Elenco dei compiti:
1. Trascrivi parola per parola il tratto del brano sulla morale secondo Dewey che va da "Cioè, le scelte" fino a "a questo processo.".
2. Riprendi il brano sulla morale secondo Dewey e proseguilo dopo la sua ultima frase.

Brano del documento:
= = = =
Una morale basata sulla ricerca presuppone che si possa riconoscere e stabilire ciò che è peggio e ciò che è meglio. Anche se non esistono norme universali e ogni decisione etica è la risposta a un problema, l’umanità avanza complessivamente verso norme sempre più affidabili e valide. La morale quindi non è assoluta ma neppure relativa.

Cioè, le scelte sono sempre relative a situazioni, ma i criteri che ci guidano sono sempre più avanzati e adeguati. Il migliorismo è valido sia per l’umanità nel suo insieme, sia per ogni singola comunità. Scrive Dewey: «Nessun gruppo o individuo sarà giudicato dal fatto che abbia ottenuto o meno un risultato stabilito ma dalla direzione che ha preso. Il cattivo è l’uomo che, non importa quanto sia stato buono, è peggiorato, è diventato meno buono. Il buono è l’uomo che, non importa quanto sia stato immeritevole, sta muovendosi per diventare migliore». (Dewey 1920, it.: 151) Il

“bene”, in definitiva, non consiste né nel piacere né nell’utilità, ma nella crescita continua, nel miglioramento, e la filosofia può contribuire a questo processo.

Il miglioramento, però, avviene sempre in una situazione data e ad opera di individui che sono anch’essi dati, formati da idee e da valori in gran parte collettivi. Accanto a una dimensione creativa dell’etica, accanto al contributo attivo che ognuno può dare per modificare l’esistente, Dewey sottolinea la continuità data dal fatto che ogni soggetto si forma con gli altri in un contesto socialmente e storicamente determinato e determinante.
= = = =
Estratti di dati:
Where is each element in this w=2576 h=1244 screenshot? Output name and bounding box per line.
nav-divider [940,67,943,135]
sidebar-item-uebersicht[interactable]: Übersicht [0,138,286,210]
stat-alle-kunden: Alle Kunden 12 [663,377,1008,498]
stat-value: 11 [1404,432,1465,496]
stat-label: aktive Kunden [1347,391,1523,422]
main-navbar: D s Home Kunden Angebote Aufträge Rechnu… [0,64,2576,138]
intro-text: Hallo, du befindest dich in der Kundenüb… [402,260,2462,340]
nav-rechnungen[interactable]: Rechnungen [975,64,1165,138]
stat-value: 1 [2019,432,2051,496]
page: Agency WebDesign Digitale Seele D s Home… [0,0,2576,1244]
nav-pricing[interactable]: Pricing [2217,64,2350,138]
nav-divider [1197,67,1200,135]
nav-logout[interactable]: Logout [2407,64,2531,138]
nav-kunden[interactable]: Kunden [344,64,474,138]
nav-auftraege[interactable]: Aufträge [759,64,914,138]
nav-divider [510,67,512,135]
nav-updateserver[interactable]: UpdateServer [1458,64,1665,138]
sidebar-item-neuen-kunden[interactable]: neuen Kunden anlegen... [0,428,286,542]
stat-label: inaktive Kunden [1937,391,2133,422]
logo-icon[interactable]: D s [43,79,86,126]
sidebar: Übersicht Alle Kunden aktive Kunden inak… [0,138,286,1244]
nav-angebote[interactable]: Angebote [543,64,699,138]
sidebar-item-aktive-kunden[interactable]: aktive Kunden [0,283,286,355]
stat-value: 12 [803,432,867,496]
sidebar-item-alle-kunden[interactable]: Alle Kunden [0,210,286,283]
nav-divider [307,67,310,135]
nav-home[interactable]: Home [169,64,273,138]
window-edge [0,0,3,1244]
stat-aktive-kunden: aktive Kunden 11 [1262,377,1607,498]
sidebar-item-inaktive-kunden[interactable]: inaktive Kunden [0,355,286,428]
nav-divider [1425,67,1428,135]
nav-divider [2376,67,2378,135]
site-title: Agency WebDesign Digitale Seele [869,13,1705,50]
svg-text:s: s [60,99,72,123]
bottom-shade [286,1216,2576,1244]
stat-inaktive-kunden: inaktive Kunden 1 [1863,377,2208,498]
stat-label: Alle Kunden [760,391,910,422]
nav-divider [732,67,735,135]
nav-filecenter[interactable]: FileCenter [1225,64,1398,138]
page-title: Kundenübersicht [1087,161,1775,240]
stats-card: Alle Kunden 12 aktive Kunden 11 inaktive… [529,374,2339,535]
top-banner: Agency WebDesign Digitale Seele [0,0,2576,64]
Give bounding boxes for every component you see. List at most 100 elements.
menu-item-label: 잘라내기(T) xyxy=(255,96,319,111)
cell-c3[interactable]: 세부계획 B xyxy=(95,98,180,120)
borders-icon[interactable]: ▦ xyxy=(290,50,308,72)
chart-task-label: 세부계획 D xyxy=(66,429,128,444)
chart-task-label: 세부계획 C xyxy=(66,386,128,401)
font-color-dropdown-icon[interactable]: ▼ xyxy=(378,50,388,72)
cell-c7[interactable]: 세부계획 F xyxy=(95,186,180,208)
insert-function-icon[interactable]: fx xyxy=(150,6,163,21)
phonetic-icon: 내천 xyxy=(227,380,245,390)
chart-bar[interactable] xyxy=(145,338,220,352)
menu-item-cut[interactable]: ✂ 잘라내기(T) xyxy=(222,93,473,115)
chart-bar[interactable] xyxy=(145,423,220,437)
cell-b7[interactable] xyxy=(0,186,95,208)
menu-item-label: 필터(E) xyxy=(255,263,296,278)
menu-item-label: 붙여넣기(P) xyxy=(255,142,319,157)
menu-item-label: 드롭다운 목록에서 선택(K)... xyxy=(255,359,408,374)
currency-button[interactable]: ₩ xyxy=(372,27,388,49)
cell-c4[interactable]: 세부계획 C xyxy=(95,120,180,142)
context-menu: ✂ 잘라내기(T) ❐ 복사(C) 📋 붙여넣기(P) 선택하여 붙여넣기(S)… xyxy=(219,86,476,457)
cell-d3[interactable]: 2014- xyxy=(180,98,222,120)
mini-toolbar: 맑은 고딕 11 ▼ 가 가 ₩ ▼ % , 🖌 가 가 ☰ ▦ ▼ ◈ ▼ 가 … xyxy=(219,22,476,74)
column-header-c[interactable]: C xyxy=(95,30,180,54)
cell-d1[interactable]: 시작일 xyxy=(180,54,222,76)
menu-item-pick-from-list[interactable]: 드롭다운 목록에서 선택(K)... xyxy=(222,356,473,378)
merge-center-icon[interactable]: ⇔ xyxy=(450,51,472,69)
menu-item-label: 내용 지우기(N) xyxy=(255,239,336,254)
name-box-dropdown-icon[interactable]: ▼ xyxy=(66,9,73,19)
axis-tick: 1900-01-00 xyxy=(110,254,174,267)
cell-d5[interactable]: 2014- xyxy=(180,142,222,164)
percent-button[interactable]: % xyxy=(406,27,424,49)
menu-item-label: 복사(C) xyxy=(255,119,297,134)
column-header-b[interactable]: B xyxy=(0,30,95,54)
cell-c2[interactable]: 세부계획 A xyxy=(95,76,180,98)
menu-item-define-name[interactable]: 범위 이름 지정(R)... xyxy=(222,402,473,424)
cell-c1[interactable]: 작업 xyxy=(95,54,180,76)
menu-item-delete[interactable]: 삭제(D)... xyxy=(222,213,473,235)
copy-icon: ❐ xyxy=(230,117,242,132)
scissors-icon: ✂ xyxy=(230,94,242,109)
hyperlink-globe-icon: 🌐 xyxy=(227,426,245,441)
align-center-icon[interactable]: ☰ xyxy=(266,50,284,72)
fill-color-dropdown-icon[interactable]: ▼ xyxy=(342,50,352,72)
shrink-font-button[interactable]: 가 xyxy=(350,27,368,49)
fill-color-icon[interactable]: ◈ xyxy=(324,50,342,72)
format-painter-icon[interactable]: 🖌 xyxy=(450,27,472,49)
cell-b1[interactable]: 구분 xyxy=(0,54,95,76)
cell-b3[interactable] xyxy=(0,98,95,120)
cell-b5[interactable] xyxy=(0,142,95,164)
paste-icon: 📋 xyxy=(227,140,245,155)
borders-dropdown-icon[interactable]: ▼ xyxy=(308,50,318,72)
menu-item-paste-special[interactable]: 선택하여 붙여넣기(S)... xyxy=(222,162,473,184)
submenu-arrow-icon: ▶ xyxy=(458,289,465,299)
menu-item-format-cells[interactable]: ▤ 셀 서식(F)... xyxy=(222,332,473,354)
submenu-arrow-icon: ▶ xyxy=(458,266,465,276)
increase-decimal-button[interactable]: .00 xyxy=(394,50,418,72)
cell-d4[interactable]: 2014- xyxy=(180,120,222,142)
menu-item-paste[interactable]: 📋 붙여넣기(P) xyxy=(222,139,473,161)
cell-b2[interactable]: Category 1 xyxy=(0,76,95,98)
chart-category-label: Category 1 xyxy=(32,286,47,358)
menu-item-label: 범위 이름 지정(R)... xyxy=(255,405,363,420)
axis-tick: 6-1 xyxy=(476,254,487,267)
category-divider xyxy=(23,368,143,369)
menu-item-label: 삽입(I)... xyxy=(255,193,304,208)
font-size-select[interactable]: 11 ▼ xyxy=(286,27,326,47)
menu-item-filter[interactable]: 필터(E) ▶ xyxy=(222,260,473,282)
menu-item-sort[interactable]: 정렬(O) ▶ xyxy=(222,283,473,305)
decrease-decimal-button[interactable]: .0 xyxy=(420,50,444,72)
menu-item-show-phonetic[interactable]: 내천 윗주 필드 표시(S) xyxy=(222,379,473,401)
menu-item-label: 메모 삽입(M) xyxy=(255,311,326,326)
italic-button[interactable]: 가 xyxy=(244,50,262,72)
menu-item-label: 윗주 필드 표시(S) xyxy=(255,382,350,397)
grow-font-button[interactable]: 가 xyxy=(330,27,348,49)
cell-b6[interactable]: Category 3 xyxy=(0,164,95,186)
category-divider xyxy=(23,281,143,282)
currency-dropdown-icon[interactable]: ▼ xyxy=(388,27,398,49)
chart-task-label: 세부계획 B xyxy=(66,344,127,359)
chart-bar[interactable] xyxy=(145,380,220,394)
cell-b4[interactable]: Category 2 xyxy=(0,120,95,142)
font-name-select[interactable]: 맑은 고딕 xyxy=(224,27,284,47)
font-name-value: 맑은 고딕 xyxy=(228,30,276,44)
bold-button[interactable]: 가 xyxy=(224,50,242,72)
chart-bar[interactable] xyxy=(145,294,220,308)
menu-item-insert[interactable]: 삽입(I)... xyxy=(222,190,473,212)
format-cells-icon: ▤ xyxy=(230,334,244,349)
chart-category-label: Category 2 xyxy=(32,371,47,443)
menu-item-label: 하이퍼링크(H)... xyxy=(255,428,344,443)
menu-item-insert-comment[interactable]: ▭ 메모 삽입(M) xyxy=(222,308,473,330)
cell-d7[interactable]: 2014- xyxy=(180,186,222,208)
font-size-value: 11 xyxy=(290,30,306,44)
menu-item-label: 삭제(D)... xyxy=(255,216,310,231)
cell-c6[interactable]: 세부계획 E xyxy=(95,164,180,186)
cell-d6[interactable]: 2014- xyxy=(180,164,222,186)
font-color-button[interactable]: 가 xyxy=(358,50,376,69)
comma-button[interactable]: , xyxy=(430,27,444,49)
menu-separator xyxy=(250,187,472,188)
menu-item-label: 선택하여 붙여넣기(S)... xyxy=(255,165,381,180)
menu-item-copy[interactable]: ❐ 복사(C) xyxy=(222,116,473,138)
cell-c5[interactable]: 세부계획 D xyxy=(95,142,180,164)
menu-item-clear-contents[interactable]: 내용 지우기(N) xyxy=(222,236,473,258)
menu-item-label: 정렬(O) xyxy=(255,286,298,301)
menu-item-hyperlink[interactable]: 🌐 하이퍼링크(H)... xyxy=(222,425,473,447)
= = = =
Risultati:
1.
Cioè, le scelte sono sempre relative a situazioni, ma i criteri che ci guidano sono sempre più avanzati e adeguati. Il migliorismo è valido sia per l’umanità nel suo insieme, sia per ogni singola comunità. Scrive Dewey: «Nessun gruppo o individuo sarà giudicato dal fatto che abbia ottenuto o meno un risultato stabilito ma dalla direzione che ha preso. Il cattivo è l’uomo che, non importa quanto sia stato buono, è peggiorato, è diventato meno buono. Il buono è l’uomo che, non importa quanto sia stato immeritevole, sta muovendosi per diventare migliore». (Dewey 1920, it.: 151) Il

“bene”, in definitiva, non consiste né nel piacere né nell’utilità, ma nella crescita continua, nel miglioramento, e la filosofia può contribuire a questo processo.

2.
«La vera difficoltà – conclude Dewey – è che l’individuo viene considerato come dato, come già qui.» (Dewey 1920, it.: 163) Di conseguenza ci si chiede come si può accrescerne il piacere e il benessere, come la società può aumentare (è la posizione dell’utilitarismo) la felicità collettiva e individuale. In realtà, le leggi e le istituzioni

«non servono a procurare alcunché agli individui, nemmeno la felicità, bensì a creare degli individui. Soltanto nel senso fisico dei corpi che i sensi percepiscono come separati, l’individualità è un dato originario; in senso sociale e morale è qualcosa da forgiare. Significa iniziativa, inventiva, ingegnosità, assunzione di responsabilità nella scelta delle credenze e della condotta. Questi non sono talenti ricevuti, ma conseguimenti. Come tali, non sono assoluti, ma relativi all’uso che se ne fa, un uso che varia con l’ambiente.» (Dewey 1920, it.: 164)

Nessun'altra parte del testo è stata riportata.